▶ Task to carry out
Restate every entry word for word.
-- Start of Task inputs --
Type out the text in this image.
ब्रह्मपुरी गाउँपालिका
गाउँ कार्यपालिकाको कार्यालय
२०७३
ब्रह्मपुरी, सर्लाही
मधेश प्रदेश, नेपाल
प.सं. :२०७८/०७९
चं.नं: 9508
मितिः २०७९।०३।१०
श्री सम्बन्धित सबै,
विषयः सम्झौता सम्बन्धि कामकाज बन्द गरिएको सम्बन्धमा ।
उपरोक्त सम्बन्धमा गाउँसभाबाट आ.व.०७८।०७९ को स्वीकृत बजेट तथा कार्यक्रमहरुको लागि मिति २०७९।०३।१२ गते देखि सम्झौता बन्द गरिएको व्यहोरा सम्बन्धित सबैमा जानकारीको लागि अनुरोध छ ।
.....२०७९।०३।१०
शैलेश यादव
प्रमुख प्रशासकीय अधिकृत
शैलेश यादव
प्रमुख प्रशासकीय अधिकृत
-- End of Task inputs --
▶ Solution to this task
Type out the text in this image.
ब्रह्मपुरी गाउँपालिका
गाउँ कार्यपालिकाको कार्यालय
२०७३
ब्रह्मपुरी, सर्लाही
मधेश प्रदेश, नेपाल
प.सं. :२०७८/०७९
चं.नं: 9508
मितिः २०७९।०३।१०
श्री सम्बन्धित सबै,
विषयः सम्झौता सम्बन्धि कामकाज बन्द गरिएको सम्बन्धमा ।
उपरोक्त सम्बन्धमा गाउँसभाबाट आ.व.०७८।०७९ को स्वीकृत बजेट तथा कार्यक्रमहरुको लागि मिति २०७९।०३।१२ गते देखि सम्झौता बन्द गरिएको व्यहोरा सम्बन्धित सबैमा जानकारीको लागि अनुरोध छ ।
.....२०७९।०३।१०
शैलेश यादव
प्रमुख प्रशासकीय अधिकृत
शैलेश यादव
प्रमुख प्रशासकीय अधिकृत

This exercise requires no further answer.